- **WHAT YOU HAVE TO DO**: Return all lines from the listing below in which the string "acquisire" occurs.

- **EXERCISE INPUTS**:
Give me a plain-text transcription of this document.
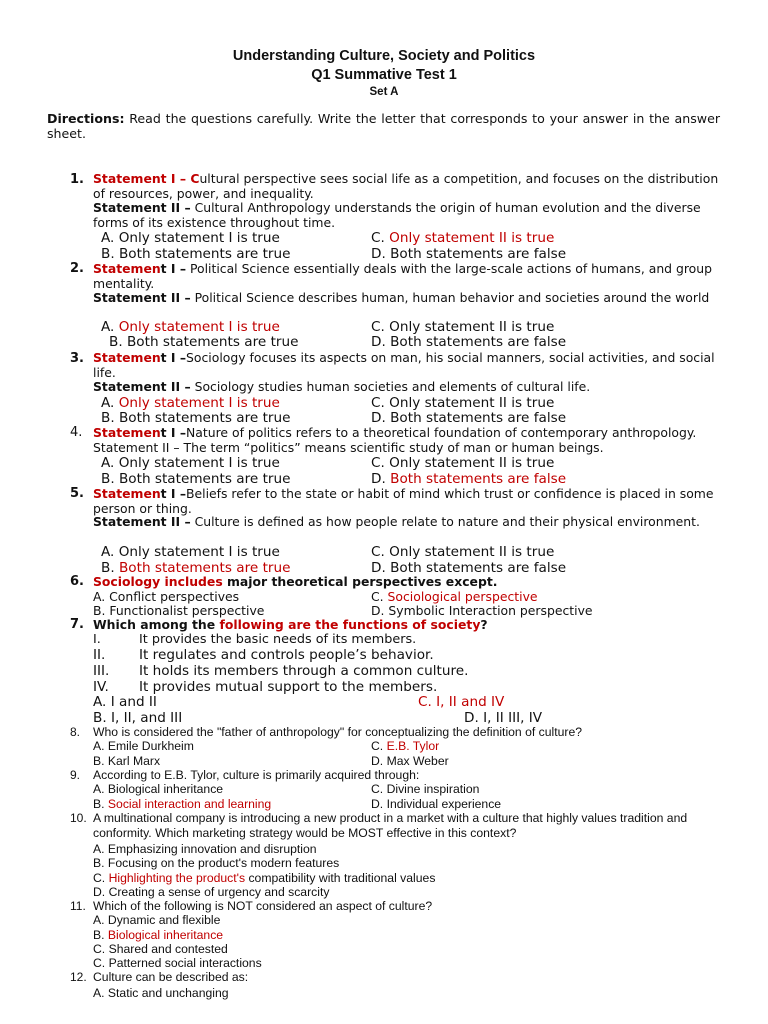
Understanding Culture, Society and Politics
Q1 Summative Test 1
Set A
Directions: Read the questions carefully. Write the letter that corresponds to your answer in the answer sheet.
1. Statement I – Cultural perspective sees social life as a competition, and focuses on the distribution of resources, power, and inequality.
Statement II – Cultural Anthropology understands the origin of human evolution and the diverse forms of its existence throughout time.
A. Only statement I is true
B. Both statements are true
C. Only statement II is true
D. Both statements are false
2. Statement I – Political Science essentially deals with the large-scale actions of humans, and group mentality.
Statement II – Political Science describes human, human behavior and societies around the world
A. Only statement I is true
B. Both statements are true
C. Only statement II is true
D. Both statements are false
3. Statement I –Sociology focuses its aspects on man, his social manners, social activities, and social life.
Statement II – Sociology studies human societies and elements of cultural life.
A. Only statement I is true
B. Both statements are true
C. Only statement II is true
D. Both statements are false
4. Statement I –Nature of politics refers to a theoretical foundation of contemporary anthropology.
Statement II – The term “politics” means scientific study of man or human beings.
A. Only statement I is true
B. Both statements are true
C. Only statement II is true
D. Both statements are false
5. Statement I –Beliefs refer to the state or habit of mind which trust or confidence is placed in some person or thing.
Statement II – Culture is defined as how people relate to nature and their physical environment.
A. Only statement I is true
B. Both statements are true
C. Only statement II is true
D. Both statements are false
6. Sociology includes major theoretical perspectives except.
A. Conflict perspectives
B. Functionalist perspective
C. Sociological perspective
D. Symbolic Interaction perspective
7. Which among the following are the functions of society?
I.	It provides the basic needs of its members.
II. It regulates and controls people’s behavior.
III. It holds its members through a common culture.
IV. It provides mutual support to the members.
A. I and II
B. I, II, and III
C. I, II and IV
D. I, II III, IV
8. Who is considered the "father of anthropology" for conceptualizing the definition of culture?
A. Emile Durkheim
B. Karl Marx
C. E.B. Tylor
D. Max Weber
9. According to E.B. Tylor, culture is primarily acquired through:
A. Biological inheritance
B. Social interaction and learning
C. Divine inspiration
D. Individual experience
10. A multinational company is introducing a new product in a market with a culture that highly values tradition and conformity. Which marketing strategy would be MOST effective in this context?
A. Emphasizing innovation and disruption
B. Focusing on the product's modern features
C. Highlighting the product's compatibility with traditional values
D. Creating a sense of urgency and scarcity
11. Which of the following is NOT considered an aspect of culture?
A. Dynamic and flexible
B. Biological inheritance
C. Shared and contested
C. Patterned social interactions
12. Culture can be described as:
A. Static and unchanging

...

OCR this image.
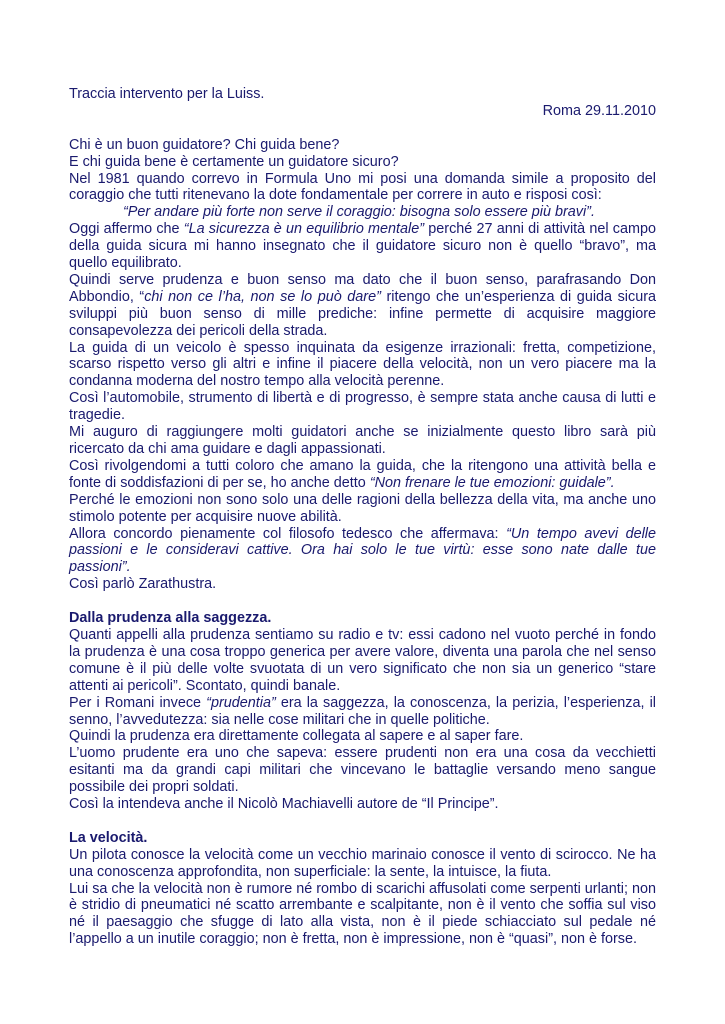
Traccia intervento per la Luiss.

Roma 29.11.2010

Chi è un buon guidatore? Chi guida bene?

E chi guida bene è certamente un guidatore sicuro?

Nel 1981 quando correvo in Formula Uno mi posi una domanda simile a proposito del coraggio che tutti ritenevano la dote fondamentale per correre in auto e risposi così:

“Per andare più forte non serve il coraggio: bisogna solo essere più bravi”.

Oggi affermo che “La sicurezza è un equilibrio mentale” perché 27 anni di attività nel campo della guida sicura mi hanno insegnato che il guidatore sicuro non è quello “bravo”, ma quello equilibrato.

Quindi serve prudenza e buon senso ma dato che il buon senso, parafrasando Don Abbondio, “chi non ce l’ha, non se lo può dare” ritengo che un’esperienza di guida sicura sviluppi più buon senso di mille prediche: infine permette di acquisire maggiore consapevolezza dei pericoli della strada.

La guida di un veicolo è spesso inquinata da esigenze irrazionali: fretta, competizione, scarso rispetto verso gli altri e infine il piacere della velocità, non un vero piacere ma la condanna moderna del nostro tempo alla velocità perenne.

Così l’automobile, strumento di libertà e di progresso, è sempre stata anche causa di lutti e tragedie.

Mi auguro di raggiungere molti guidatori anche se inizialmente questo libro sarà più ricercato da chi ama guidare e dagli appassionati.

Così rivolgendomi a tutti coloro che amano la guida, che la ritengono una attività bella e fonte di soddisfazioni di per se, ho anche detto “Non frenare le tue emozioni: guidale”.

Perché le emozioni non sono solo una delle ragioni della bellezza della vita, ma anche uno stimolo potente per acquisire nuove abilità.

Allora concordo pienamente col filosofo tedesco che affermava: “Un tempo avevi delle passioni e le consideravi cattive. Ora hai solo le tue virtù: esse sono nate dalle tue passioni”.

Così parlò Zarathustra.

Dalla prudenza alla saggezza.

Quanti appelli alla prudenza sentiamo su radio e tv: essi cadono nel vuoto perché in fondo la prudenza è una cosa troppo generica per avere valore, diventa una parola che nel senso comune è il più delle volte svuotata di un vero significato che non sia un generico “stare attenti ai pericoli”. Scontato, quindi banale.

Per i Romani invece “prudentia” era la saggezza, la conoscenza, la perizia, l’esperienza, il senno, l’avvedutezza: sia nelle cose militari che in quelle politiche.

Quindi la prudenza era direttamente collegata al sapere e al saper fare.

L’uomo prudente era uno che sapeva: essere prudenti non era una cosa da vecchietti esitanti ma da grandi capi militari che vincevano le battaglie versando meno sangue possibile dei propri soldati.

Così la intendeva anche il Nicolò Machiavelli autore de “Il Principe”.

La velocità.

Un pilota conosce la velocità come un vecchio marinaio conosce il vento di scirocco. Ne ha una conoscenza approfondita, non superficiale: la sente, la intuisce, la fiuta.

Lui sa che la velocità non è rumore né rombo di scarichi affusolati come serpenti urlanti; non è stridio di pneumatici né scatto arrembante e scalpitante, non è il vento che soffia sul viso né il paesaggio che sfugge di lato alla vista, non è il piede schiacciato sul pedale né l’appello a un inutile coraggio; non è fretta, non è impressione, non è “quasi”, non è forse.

---

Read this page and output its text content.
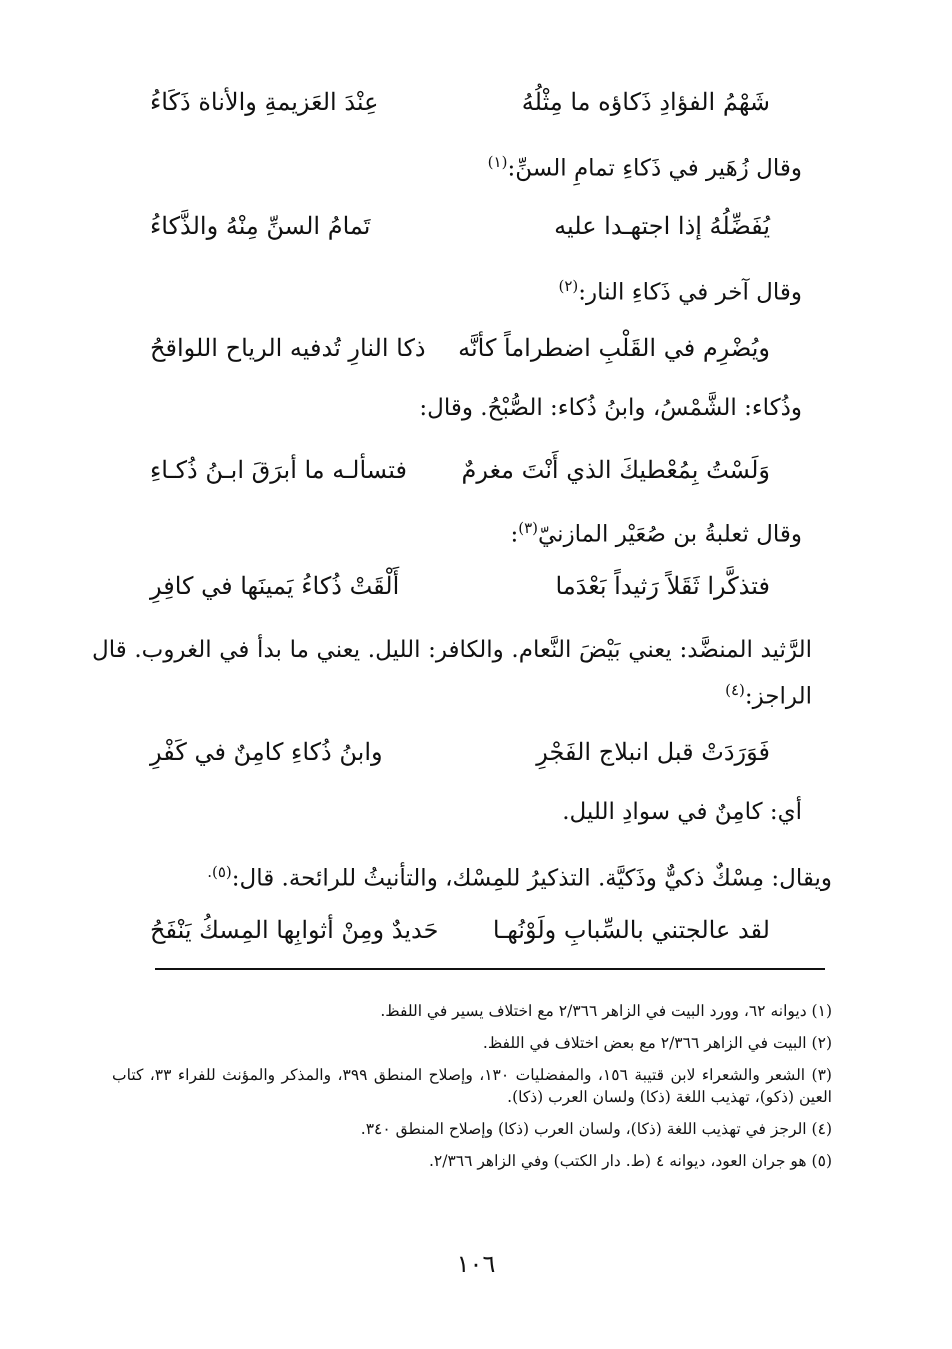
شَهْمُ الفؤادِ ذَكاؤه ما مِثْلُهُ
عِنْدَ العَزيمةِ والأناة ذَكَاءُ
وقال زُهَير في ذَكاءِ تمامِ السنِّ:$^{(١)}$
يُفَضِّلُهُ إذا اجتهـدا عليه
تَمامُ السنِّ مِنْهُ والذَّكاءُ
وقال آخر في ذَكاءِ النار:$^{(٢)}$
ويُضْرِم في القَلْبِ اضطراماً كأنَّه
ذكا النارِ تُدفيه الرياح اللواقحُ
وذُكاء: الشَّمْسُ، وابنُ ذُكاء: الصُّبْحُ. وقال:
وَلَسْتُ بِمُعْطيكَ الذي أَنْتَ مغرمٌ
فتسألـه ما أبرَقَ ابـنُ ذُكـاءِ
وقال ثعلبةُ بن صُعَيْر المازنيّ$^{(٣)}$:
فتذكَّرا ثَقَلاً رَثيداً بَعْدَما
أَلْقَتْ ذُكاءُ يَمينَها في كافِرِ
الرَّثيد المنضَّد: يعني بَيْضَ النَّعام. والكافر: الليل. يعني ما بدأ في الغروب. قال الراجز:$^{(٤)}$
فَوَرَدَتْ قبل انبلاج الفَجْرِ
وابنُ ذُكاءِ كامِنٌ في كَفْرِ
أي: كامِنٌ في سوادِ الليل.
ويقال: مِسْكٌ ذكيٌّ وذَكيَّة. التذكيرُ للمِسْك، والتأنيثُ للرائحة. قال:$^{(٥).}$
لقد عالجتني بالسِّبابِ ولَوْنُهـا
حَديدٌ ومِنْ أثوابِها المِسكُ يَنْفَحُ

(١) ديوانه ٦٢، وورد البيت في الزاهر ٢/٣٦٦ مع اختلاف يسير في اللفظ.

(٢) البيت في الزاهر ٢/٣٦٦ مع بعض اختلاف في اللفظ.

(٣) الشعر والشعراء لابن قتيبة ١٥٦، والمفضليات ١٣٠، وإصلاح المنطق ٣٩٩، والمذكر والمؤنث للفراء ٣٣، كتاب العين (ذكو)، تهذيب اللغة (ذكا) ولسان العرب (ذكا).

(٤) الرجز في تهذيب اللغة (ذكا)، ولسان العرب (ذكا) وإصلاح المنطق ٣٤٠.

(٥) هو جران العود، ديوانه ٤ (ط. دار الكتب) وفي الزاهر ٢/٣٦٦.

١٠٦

- **RESPONSE TO THE EXERCISE**:
Quindi serve prudenza e buon senso ma dato che il buon senso, parafrasando Don Abbondio, “chi non ce l’ha, non se lo può dare” ritengo che un’esperienza di guida sicura sviluppi più buon senso di mille prediche: infine permette di acquisire maggiore consapevolezza dei pericoli della strada.
Perché le emozioni non sono solo una delle ragioni della bellezza della vita, ma anche uno stimolo potente per acquisire nuove abilità.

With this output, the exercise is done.